> **WORK REQUIRED**
Transcribe the records below exactly as they appear.

— begin —

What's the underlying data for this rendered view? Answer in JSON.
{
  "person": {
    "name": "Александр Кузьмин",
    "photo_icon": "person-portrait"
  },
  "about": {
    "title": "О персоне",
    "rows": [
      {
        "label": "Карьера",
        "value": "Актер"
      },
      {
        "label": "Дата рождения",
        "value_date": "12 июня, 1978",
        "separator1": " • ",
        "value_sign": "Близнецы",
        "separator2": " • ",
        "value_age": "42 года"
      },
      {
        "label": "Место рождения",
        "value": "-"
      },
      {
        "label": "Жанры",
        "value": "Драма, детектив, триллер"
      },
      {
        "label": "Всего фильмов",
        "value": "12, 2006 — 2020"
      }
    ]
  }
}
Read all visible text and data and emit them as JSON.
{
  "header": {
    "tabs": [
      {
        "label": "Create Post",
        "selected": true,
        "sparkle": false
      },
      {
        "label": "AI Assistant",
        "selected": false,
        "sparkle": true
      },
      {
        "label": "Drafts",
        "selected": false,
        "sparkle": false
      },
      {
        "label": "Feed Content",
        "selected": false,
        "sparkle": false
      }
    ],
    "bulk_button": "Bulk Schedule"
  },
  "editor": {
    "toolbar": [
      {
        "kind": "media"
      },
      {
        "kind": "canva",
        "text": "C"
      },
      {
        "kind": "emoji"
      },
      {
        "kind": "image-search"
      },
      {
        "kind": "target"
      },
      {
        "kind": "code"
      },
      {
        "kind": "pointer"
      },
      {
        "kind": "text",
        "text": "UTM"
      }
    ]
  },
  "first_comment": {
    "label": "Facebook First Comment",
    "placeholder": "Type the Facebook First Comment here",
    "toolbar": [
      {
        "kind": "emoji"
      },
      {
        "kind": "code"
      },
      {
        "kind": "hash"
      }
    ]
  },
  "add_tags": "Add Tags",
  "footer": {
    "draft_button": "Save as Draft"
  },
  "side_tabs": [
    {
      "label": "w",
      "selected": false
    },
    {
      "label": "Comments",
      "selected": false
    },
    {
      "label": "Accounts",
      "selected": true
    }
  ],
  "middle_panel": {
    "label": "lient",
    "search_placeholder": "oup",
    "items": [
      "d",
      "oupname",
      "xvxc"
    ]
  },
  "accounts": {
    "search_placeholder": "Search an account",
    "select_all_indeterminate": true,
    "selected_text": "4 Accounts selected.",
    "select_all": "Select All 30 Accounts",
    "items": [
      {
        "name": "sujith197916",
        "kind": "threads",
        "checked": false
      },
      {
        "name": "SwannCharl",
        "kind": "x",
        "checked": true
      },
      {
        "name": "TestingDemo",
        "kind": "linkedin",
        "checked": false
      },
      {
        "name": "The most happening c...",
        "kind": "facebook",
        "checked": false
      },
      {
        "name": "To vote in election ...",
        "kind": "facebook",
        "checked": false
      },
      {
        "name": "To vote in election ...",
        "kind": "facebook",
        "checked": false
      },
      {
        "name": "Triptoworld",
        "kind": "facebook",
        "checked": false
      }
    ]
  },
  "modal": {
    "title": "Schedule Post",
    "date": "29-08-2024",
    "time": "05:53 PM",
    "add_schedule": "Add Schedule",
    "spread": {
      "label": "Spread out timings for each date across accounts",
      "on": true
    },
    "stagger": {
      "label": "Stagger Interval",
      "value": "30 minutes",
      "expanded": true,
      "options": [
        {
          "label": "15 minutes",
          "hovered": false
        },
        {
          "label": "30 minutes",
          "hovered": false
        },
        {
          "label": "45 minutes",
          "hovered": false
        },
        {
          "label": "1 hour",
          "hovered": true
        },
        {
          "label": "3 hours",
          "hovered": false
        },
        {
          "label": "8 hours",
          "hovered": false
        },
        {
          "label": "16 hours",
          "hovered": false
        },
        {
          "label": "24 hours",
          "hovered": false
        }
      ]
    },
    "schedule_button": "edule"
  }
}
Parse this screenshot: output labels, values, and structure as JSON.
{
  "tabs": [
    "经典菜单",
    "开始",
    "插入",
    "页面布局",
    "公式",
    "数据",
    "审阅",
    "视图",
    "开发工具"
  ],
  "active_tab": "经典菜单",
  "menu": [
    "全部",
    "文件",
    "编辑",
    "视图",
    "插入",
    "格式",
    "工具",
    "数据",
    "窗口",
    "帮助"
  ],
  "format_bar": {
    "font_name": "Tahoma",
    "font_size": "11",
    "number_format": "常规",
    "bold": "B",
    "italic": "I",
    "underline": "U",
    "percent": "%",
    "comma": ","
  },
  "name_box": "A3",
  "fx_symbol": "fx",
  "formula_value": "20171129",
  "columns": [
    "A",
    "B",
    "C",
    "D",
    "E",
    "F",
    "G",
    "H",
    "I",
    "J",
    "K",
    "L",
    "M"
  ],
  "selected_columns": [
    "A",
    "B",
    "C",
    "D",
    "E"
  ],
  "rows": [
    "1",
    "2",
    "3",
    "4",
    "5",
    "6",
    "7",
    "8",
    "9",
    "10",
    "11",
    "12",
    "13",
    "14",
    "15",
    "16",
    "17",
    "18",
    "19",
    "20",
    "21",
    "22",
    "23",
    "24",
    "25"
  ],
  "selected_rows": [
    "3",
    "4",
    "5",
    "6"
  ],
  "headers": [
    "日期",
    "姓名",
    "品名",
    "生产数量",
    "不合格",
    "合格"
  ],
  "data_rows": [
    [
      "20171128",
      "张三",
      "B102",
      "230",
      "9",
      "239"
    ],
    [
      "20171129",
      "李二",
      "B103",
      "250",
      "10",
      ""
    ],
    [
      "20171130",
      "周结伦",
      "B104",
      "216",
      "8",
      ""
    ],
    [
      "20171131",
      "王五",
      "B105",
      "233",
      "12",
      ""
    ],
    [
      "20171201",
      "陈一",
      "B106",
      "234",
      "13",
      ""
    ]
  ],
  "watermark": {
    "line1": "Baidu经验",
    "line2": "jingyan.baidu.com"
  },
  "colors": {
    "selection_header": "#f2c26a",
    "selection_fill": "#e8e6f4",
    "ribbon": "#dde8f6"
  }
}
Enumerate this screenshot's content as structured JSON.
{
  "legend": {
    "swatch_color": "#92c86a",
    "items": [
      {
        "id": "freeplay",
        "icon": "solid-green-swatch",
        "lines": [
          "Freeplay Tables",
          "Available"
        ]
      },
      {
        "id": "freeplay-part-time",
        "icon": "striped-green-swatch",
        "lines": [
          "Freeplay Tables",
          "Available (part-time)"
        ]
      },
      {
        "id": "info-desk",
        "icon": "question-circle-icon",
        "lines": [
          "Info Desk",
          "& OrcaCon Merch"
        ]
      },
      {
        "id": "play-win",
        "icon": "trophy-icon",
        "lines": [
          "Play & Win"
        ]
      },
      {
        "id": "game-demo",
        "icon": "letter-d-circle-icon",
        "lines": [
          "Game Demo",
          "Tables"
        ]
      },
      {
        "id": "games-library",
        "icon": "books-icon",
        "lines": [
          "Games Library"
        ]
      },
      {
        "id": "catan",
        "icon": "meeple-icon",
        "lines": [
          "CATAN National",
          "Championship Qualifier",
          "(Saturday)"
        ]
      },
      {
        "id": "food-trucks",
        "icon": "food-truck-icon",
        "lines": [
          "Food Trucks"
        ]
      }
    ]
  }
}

— end —

> **RESULT OF THIS EXERCISE**
What's the underlying data for this rendered view? Answer in JSON.
{
  "person": {
    "name": "Александр Кузьмин",
    "photo_icon": "person-portrait"
  },
  "about": {
    "title": "О персоне",
    "rows": [
      {
        "label": "Карьера",
        "value": "Актер"
      },
      {
        "label": "Дата рождения",
        "value_date": "12 июня, 1978",
        "separator1": " • ",
        "value_sign": "Близнецы",
        "separator2": " • ",
        "value_age": "42 года"
      },
      {
        "label": "Место рождения",
        "value": "-"
      },
      {
        "label": "Жанры",
        "value": "Драма, детектив, триллер"
      },
      {
        "label": "Всего фильмов",
        "value": "12, 2006 — 2020"
      }
    ]
  }
}
Read all visible text and data and emit them as JSON.
{
  "header": {
    "tabs": [
      {
        "label": "Create Post",
        "selected": true,
        "sparkle": false
      },
      {
        "label": "AI Assistant",
        "selected": false,
        "sparkle": true
      },
      {
        "label": "Drafts",
        "selected": false,
        "sparkle": false
      },
      {
        "label": "Feed Content",
        "selected": false,
        "sparkle": false
      }
    ],
    "bulk_button": "Bulk Schedule"
  },
  "editor": {
    "toolbar": [
      {
        "kind": "media"
      },
      {
        "kind": "canva",
        "text": "C"
      },
      {
        "kind": "emoji"
      },
      {
        "kind": "image-search"
      },
      {
        "kind": "target"
      },
      {
        "kind": "code"
      },
      {
        "kind": "pointer"
      },
      {
        "kind": "text",
        "text": "UTM"
      }
    ]
  },
  "first_comment": {
    "label": "Facebook First Comment",
    "placeholder": "Type the Facebook First Comment here",
    "toolbar": [
      {
        "kind": "emoji"
      },
      {
        "kind": "code"
      },
      {
        "kind": "hash"
      }
    ]
  },
  "add_tags": "Add Tags",
  "footer": {
    "draft_button": "Save as Draft"
  },
  "side_tabs": [
    {
      "label": "w",
      "selected": false
    },
    {
      "label": "Comments",
      "selected": false
    },
    {
      "label": "Accounts",
      "selected": true
    }
  ],
  "middle_panel": {
    "label": "lient",
    "search_placeholder": "oup",
    "items": [
      "d",
      "oupname",
      "xvxc"
    ]
  },
  "accounts": {
    "search_placeholder": "Search an account",
    "select_all_indeterminate": true,
    "selected_text": "4 Accounts selected.",
    "select_all": "Select All 30 Accounts",
    "items": [
      {
        "name": "sujith197916",
        "kind": "threads",
        "checked": false
      },
      {
        "name": "SwannCharl",
        "kind": "x",
        "checked": true
      },
      {
        "name": "TestingDemo",
        "kind": "linkedin",
        "checked": false
      },
      {
        "name": "The most happening c...",
        "kind": "facebook",
        "checked": false
      },
      {
        "name": "To vote in election ...",
        "kind": "facebook",
        "checked": false
      },
      {
        "name": "To vote in election ...",
        "kind": "facebook",
        "checked": false
      },
      {
        "name": "Triptoworld",
        "kind": "facebook",
        "checked": false
      }
    ]
  },
  "modal": {
    "title": "Schedule Post",
    "date": "29-08-2024",
    "time": "05:53 PM",
    "add_schedule": "Add Schedule",
    "spread": {
      "label": "Spread out timings for each date across accounts",
      "on": true
    },
    "stagger": {
      "label": "Stagger Interval",
      "value": "30 minutes",
      "expanded": true,
      "options": [
        {
          "label": "15 minutes",
          "hovered": false
        },
        {
          "label": "30 minutes",
          "hovered": false
        },
        {
          "label": "45 minutes",
          "hovered": false
        },
        {
          "label": "1 hour",
          "hovered": true
        },
        {
          "label": "3 hours",
          "hovered": false
        },
        {
          "label": "8 hours",
          "hovered": false
        },
        {
          "label": "16 hours",
          "hovered": false
        },
        {
          "label": "24 hours",
          "hovered": false
        }
      ]
    },
    "schedule_button": "edule"
  }
}
Parse this screenshot: output labels, values, and structure as JSON.
{
  "tabs": [
    "经典菜单",
    "开始",
    "插入",
    "页面布局",
    "公式",
    "数据",
    "审阅",
    "视图",
    "开发工具"
  ],
  "active_tab": "经典菜单",
  "menu": [
    "全部",
    "文件",
    "编辑",
    "视图",
    "插入",
    "格式",
    "工具",
    "数据",
    "窗口",
    "帮助"
  ],
  "format_bar": {
    "font_name": "Tahoma",
    "font_size": "11",
    "number_format": "常规",
    "bold": "B",
    "italic": "I",
    "underline": "U",
    "percent": "%",
    "comma": ","
  },
  "name_box": "A3",
  "fx_symbol": "fx",
  "formula_value": "20171129",
  "columns": [
    "A",
    "B",
    "C",
    "D",
    "E",
    "F",
    "G",
    "H",
    "I",
    "J",
    "K",
    "L",
    "M"
  ],
  "selected_columns": [
    "A",
    "B",
    "C",
    "D",
    "E"
  ],
  "rows": [
    "1",
    "2",
    "3",
    "4",
    "5",
    "6",
    "7",
    "8",
    "9",
    "10",
    "11",
    "12",
    "13",
    "14",
    "15",
    "16",
    "17",
    "18",
    "19",
    "20",
    "21",
    "22",
    "23",
    "24",
    "25"
  ],
  "selected_rows": [
    "3",
    "4",
    "5",
    "6"
  ],
  "headers": [
    "日期",
    "姓名",
    "品名",
    "生产数量",
    "不合格",
    "合格"
  ],
  "data_rows": [
    [
      "20171128",
      "张三",
      "B102",
      "230",
      "9",
      "239"
    ],
    [
      "20171129",
      "李二",
      "B103",
      "250",
      "10",
      ""
    ],
    [
      "20171130",
      "周结伦",
      "B104",
      "216",
      "8",
      ""
    ],
    [
      "20171131",
      "王五",
      "B105",
      "233",
      "12",
      ""
    ],
    [
      "20171201",
      "陈一",
      "B106",
      "234",
      "13",
      ""
    ]
  ],
  "watermark": {
    "line1": "Baidu经验",
    "line2": "jingyan.baidu.com"
  },
  "colors": {
    "selection_header": "#f2c26a",
    "selection_fill": "#e8e6f4",
    "ribbon": "#dde8f6"
  }
}
Enumerate this screenshot's content as structured JSON.
{
  "legend": {
    "swatch_color": "#92c86a",
    "items": [
      {
        "id": "freeplay",
        "icon": "solid-green-swatch",
        "lines": [
          "Freeplay Tables",
          "Available"
        ]
      },
      {
        "id": "freeplay-part-time",
        "icon": "striped-green-swatch",
        "lines": [
          "Freeplay Tables",
          "Available (part-time)"
        ]
      },
      {
        "id": "info-desk",
        "icon": "question-circle-icon",
        "lines": [
          "Info Desk",
          "& OrcaCon Merch"
        ]
      },
      {
        "id": "play-win",
        "icon": "trophy-icon",
        "lines": [
          "Play & Win"
        ]
      },
      {
        "id": "game-demo",
        "icon": "letter-d-circle-icon",
        "lines": [
          "Game Demo",
          "Tables"
        ]
      },
      {
        "id": "games-library",
        "icon": "books-icon",
        "lines": [
          "Games Library"
        ]
      },
      {
        "id": "catan",
        "icon": "meeple-icon",
        "lines": [
          "CATAN National",
          "Championship Qualifier",
          "(Saturday)"
        ]
      },
      {
        "id": "food-trucks",
        "icon": "food-truck-icon",
        "lines": [
          "Food Trucks"
        ]
      }
    ]
  }
}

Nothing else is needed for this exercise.